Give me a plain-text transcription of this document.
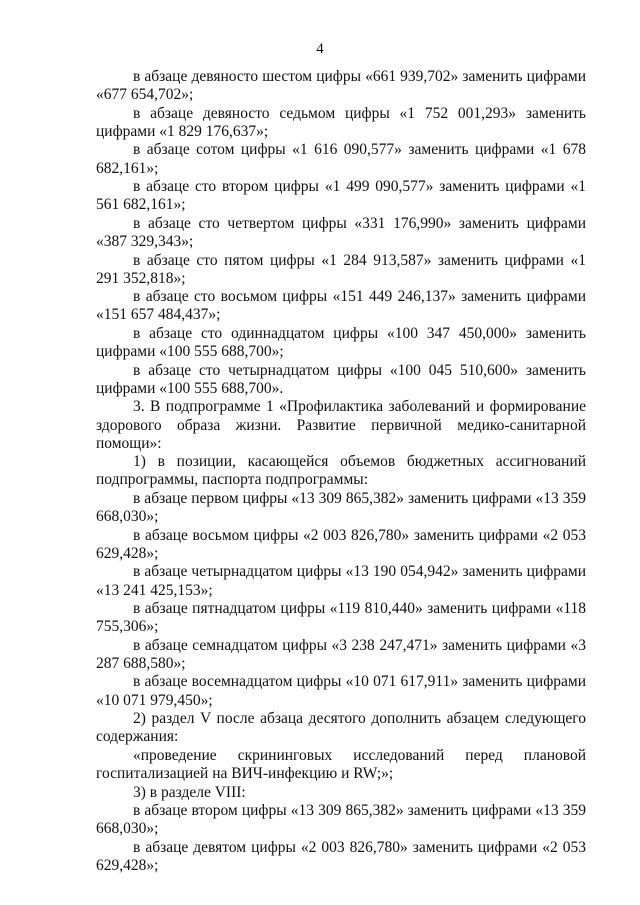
4

в абзаце девяносто шестом цифры «661 939,702» заменить цифрами «677 654,702»;

в абзаце девяносто седьмом цифры «1 752 001,293» заменить цифрами «1 829 176,637»;

в абзаце сотом цифры «1 616 090,577» заменить цифрами «1 678 682,161»;

в абзаце сто втором цифры «1 499 090,577» заменить цифрами «1 561 682,161»;

в абзаце сто четвертом цифры «331 176,990» заменить цифрами «387 329,343»;

в абзаце сто пятом цифры «1 284 913,587» заменить цифрами «1 291 352,818»;

в абзаце сто восьмом цифры «151 449 246,137» заменить цифрами «151 657 484,437»;

в абзаце сто одиннадцатом цифры «100 347 450,000» заменить цифрами «100 555 688,700»;

в абзаце сто четырнадцатом цифры «100 045 510,600» заменить цифрами «100 555 688,700».

3. В подпрограмме 1 «Профилактика заболеваний и формирование здорового образа жизни. Развитие первичной медико-санитарной помощи»:

1) в позиции, касающейся объемов бюджетных ассигнований подпрограммы, паспорта подпрограммы:

в абзаце первом цифры «13 309 865,382» заменить цифрами «13 359 668,030»;

в абзаце восьмом цифры «2 003 826,780» заменить цифрами «2 053 629,428»;

в абзаце четырнадцатом цифры «13 190 054,942» заменить цифрами «13 241 425,153»;

в абзаце пятнадцатом цифры «119 810,440» заменить цифрами «118 755,306»;

в абзаце семнадцатом цифры «3 238 247,471» заменить цифрами «3 287 688,580»;

в абзаце восемнадцатом цифры «10 071 617,911» заменить цифрами «10 071 979,450»;

2) раздел V после абзаца десятого дополнить абзацем следующего содержания:

«проведение скрининговых исследований перед плановой госпитализацией на ВИЧ-инфекцию и RW;»;

3) в разделе VIII:

в абзаце втором цифры «13 309 865,382» заменить цифрами «13 359 668,030»;

в абзаце девятом цифры «2 003 826,780» заменить цифрами «2 053 629,428»;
+===+
EXERCISE DESCRIPTION> Scan the material above. Copy each line where "втором" occurs.

FULL SOLUTION>
в абзаце сто втором цифры «1 499 090,577» заменить цифрами «1 561 682,161»;
в абзаце втором цифры «13 309 865,382» заменить цифрами «13 359 668,030»;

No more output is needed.